■ EXERCISE BRIEF
Copy every entry precisely.

■ RECORDS SHOWN
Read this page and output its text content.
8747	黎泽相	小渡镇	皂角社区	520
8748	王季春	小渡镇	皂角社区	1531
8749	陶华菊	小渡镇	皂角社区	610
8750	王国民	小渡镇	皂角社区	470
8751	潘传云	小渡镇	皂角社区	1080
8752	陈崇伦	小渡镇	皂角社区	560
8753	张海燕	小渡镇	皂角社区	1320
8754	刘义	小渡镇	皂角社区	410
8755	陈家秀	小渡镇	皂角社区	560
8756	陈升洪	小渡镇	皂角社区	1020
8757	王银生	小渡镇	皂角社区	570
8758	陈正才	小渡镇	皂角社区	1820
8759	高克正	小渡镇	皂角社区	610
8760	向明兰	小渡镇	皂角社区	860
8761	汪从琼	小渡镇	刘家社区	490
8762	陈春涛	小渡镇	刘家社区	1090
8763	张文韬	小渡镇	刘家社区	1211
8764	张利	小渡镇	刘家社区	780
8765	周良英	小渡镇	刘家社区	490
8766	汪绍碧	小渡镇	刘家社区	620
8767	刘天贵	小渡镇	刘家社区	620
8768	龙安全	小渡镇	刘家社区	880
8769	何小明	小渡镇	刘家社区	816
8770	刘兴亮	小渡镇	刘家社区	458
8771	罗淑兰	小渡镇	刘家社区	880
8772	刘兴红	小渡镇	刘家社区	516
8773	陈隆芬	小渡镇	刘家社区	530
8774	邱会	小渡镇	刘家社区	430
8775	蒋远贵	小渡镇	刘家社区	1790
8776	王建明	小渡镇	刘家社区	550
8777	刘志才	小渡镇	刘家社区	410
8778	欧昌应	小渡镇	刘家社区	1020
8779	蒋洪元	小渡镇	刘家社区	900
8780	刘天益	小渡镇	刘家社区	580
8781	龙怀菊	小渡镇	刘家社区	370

■ SOLVED PROBLEM
Read this page and output its text content.
8747	黎泽相	小渡镇	皂角社区	520
8748	王季春	小渡镇	皂角社区	1531
8749	陶华菊	小渡镇	皂角社区	610
8750	王国民	小渡镇	皂角社区	470
8751	潘传云	小渡镇	皂角社区	1080
8752	陈崇伦	小渡镇	皂角社区	560
8753	张海燕	小渡镇	皂角社区	1320
8754	刘义	小渡镇	皂角社区	410
8755	陈家秀	小渡镇	皂角社区	560
8756	陈升洪	小渡镇	皂角社区	1020
8757	王银生	小渡镇	皂角社区	570
8758	陈正才	小渡镇	皂角社区	1820
8759	高克正	小渡镇	皂角社区	610
8760	向明兰	小渡镇	皂角社区	860
8761	汪从琼	小渡镇	刘家社区	490
8762	陈春涛	小渡镇	刘家社区	1090
8763	张文韬	小渡镇	刘家社区	1211
8764	张利	小渡镇	刘家社区	780
8765	周良英	小渡镇	刘家社区	490
8766	汪绍碧	小渡镇	刘家社区	620
8767	刘天贵	小渡镇	刘家社区	620
8768	龙安全	小渡镇	刘家社区	880
8769	何小明	小渡镇	刘家社区	816
8770	刘兴亮	小渡镇	刘家社区	458
8771	罗淑兰	小渡镇	刘家社区	880
8772	刘兴红	小渡镇	刘家社区	516
8773	陈隆芬	小渡镇	刘家社区	530
8774	邱会	小渡镇	刘家社区	430
8775	蒋远贵	小渡镇	刘家社区	1790
8776	王建明	小渡镇	刘家社区	550
8777	刘志才	小渡镇	刘家社区	410
8778	欧昌应	小渡镇	刘家社区	1020
8779	蒋洪元	小渡镇	刘家社区	900
8780	刘天益	小渡镇	刘家社区	580
8781	龙怀菊	小渡镇	刘家社区	370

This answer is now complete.